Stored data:
-- START --

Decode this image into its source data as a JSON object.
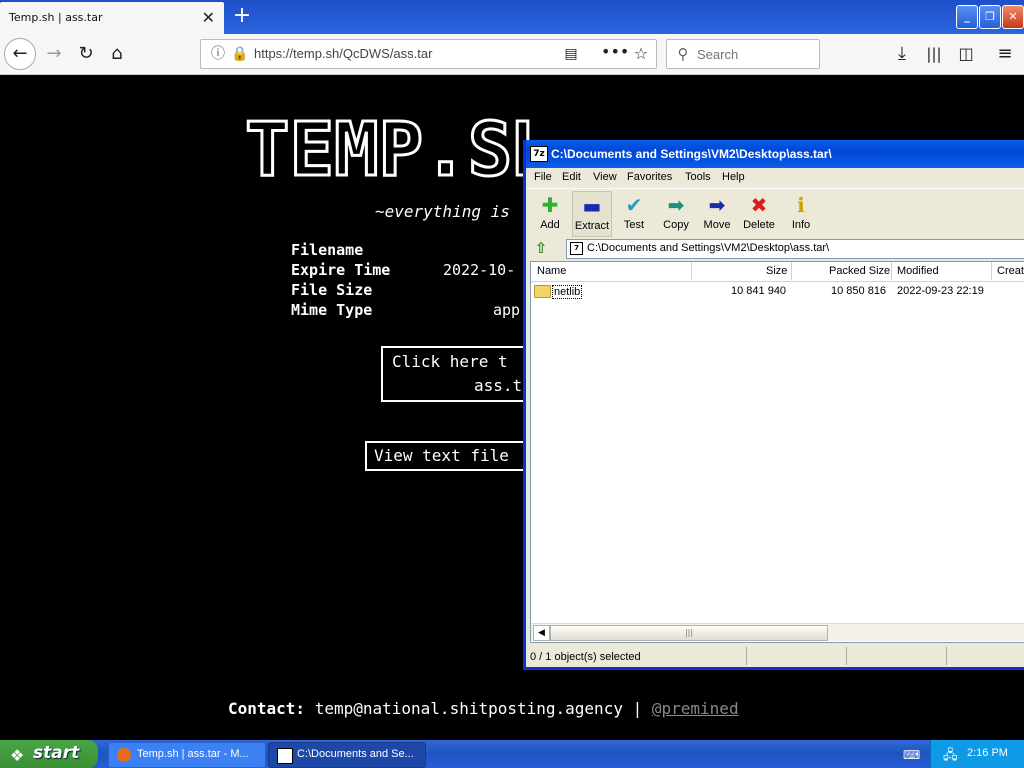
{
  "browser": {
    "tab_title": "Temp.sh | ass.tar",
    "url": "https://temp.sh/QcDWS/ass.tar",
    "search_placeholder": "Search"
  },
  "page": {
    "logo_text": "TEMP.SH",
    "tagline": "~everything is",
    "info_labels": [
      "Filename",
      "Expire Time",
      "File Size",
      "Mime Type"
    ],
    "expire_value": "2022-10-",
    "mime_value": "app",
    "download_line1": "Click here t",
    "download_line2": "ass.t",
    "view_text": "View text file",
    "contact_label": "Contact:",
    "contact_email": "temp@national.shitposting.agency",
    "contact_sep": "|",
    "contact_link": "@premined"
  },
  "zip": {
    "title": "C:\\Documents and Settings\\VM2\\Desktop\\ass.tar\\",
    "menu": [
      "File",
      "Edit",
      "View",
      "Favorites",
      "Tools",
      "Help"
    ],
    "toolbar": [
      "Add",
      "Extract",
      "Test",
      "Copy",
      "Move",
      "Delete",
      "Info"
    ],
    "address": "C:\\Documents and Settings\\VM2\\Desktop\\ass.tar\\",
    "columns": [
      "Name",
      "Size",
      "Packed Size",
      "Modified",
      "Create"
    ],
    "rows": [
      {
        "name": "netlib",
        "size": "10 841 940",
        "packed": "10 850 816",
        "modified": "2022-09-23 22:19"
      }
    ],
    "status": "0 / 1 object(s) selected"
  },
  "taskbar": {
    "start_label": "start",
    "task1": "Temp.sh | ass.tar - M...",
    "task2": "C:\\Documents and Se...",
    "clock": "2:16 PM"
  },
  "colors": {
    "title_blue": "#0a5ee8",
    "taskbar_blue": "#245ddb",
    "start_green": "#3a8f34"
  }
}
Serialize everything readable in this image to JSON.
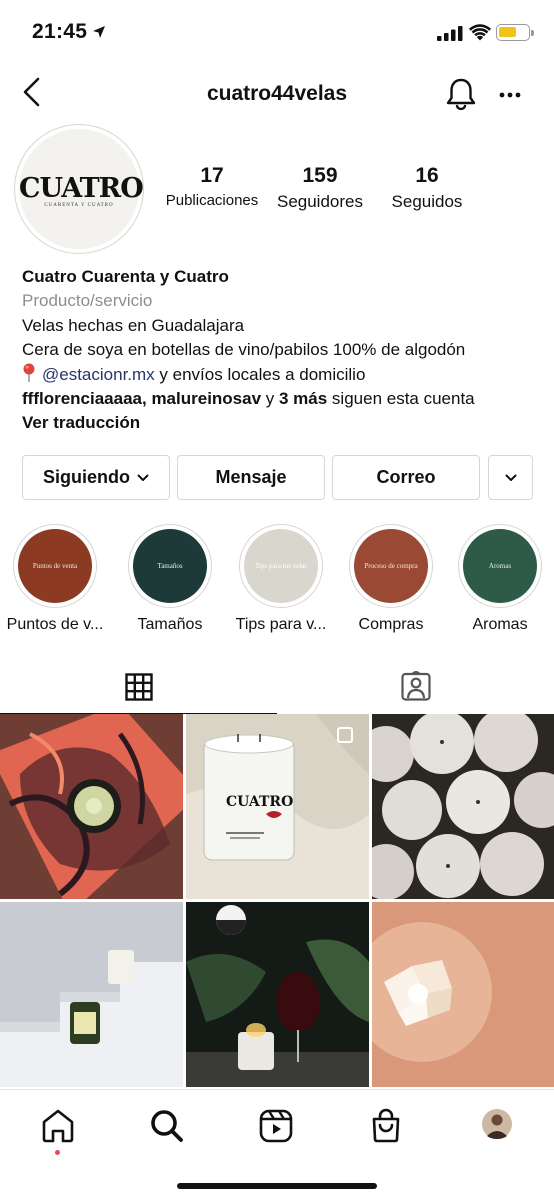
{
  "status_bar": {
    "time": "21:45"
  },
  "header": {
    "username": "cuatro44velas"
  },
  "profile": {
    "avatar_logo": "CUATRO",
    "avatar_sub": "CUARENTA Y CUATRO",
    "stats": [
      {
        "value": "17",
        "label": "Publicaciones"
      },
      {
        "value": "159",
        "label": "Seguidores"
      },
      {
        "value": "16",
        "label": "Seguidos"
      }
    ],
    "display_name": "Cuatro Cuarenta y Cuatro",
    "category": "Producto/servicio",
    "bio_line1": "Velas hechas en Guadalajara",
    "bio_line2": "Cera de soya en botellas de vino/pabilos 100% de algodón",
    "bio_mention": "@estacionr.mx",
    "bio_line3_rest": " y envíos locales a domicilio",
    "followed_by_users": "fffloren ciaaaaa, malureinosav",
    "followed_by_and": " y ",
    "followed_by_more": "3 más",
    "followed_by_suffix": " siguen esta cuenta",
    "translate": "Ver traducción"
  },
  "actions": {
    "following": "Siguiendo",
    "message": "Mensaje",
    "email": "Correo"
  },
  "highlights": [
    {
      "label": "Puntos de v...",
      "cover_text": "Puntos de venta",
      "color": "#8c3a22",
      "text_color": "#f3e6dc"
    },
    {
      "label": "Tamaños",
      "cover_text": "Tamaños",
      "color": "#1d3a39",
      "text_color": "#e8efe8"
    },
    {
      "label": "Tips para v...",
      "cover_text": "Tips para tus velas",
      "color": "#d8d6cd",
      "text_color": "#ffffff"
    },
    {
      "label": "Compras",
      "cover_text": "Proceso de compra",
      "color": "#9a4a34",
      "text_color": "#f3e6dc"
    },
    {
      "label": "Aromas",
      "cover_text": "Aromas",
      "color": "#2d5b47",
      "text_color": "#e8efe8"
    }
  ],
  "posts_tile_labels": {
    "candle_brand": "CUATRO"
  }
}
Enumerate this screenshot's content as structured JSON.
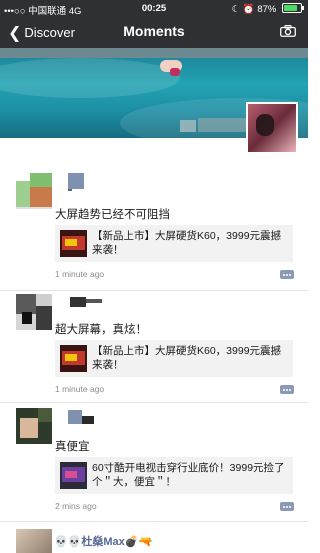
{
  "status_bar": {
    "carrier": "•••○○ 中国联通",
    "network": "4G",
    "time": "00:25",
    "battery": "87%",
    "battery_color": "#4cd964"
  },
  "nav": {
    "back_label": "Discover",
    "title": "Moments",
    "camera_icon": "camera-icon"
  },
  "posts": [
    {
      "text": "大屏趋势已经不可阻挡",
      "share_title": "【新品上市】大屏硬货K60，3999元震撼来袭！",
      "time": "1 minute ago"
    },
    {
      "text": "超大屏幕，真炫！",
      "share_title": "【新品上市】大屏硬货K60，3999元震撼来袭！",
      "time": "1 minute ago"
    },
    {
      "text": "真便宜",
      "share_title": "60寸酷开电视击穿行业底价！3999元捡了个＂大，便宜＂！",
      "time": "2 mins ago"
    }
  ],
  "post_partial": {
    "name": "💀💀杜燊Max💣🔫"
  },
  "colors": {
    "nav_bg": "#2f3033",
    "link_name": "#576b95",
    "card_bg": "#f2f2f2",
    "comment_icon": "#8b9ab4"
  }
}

-- END --

### Exercise aim
Leaving aside the images, write out the entries above word for word.

### Final answer
Decode this image into its source data as a JSON object.
{
  "browser": {
    "tab_title": "Temp.sh | ass.tar",
    "url": "https://temp.sh/QcDWS/ass.tar",
    "search_placeholder": "Search"
  },
  "page": {
    "logo_text": "TEMP.SH",
    "tagline": "~everything is",
    "info_labels": [
      "Filename",
      "Expire Time",
      "File Size",
      "Mime Type"
    ],
    "expire_value": "2022-10-",
    "mime_value": "app",
    "download_line1": "Click here t",
    "download_line2": "ass.t",
    "view_text": "View text file",
    "contact_label": "Contact:",
    "contact_email": "temp@national.shitposting.agency",
    "contact_sep": "|",
    "contact_link": "@premined"
  },
  "zip": {
    "title": "C:\\Documents and Settings\\VM2\\Desktop\\ass.tar\\",
    "menu": [
      "File",
      "Edit",
      "View",
      "Favorites",
      "Tools",
      "Help"
    ],
    "toolbar": [
      "Add",
      "Extract",
      "Test",
      "Copy",
      "Move",
      "Delete",
      "Info"
    ],
    "address": "C:\\Documents and Settings\\VM2\\Desktop\\ass.tar\\",
    "columns": [
      "Name",
      "Size",
      "Packed Size",
      "Modified",
      "Create"
    ],
    "rows": [
      {
        "name": "netlib",
        "size": "10 841 940",
        "packed": "10 850 816",
        "modified": "2022-09-23 22:19"
      }
    ],
    "status": "0 / 1 object(s) selected"
  },
  "taskbar": {
    "start_label": "start",
    "task1": "Temp.sh | ass.tar - M...",
    "task2": "C:\\Documents and Se...",
    "clock": "2:16 PM"
  },
  "colors": {
    "title_blue": "#0a5ee8",
    "taskbar_blue": "#245ddb",
    "start_green": "#3a8f34"
  }
}
Serialize everything readable in this image to JSON.
{
  "status_bar": {
    "time": "21:45"
  },
  "header": {
    "username": "cuatro44velas"
  },
  "profile": {
    "avatar_logo": "CUATRO",
    "avatar_sub": "CUARENTA Y CUATRO",
    "stats": [
      {
        "value": "17",
        "label": "Publicaciones"
      },
      {
        "value": "159",
        "label": "Seguidores"
      },
      {
        "value": "16",
        "label": "Seguidos"
      }
    ],
    "display_name": "Cuatro Cuarenta y Cuatro",
    "category": "Producto/servicio",
    "bio_line1": "Velas hechas en Guadalajara",
    "bio_line2": "Cera de soya en botellas de vino/pabilos 100% de algodón",
    "bio_mention": "@estacionr.mx",
    "bio_line3_rest": " y envíos locales a domicilio",
    "followed_by_users": "fffloren ciaaaaa, malureinosav",
    "followed_by_and": " y ",
    "followed_by_more": "3 más",
    "followed_by_suffix": " siguen esta cuenta",
    "translate": "Ver traducción"
  },
  "actions": {
    "following": "Siguiendo",
    "message": "Mensaje",
    "email": "Correo"
  },
  "highlights": [
    {
      "label": "Puntos de v...",
      "cover_text": "Puntos de venta",
      "color": "#8c3a22",
      "text_color": "#f3e6dc"
    },
    {
      "label": "Tamaños",
      "cover_text": "Tamaños",
      "color": "#1d3a39",
      "text_color": "#e8efe8"
    },
    {
      "label": "Tips para v...",
      "cover_text": "Tips para tus velas",
      "color": "#d8d6cd",
      "text_color": "#ffffff"
    },
    {
      "label": "Compras",
      "cover_text": "Proceso de compra",
      "color": "#9a4a34",
      "text_color": "#f3e6dc"
    },
    {
      "label": "Aromas",
      "cover_text": "Aromas",
      "color": "#2d5b47",
      "text_color": "#e8efe8"
    }
  ],
  "posts_tile_labels": {
    "candle_brand": "CUATRO"
  }
}
Enumerate this screenshot's content as structured JSON.
{
  "status_bar": {
    "carrier": "•••○○ 中国联通",
    "network": "4G",
    "time": "00:25",
    "battery": "87%",
    "battery_color": "#4cd964"
  },
  "nav": {
    "back_label": "Discover",
    "title": "Moments",
    "camera_icon": "camera-icon"
  },
  "posts": [
    {
      "text": "大屏趋势已经不可阻挡",
      "share_title": "【新品上市】大屏硬货K60，3999元震撼来袭！",
      "time": "1 minute ago"
    },
    {
      "text": "超大屏幕，真炫！",
      "share_title": "【新品上市】大屏硬货K60，3999元震撼来袭！",
      "time": "1 minute ago"
    },
    {
      "text": "真便宜",
      "share_title": "60寸酷开电视击穿行业底价！3999元捡了个＂大，便宜＂！",
      "time": "2 mins ago"
    }
  ],
  "post_partial": {
    "name": "💀💀杜燊Max💣🔫"
  },
  "colors": {
    "nav_bg": "#2f3033",
    "link_name": "#576b95",
    "card_bg": "#f2f2f2",
    "comment_icon": "#8b9ab4"
  }
}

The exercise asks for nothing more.